'''

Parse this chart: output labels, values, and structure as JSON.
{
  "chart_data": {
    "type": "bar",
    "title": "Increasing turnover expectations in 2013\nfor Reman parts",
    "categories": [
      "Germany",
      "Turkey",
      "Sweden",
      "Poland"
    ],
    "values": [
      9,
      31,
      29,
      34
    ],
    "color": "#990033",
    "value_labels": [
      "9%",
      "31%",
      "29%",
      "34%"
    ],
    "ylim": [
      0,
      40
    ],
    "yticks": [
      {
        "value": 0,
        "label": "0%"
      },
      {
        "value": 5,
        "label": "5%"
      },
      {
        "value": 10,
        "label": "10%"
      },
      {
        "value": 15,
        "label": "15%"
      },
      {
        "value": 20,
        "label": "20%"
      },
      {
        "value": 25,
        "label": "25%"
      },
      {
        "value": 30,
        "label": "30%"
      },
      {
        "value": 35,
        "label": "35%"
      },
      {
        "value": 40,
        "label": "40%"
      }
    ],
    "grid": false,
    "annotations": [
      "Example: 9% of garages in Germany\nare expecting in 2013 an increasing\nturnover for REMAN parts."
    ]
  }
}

'''

• _Goal of the exercise_
Sift the material for lines with the string "values". Copy each one found.

• _Solution for this problem_
Parse this chart: output labels, values, and structure as JSON.
    "values": [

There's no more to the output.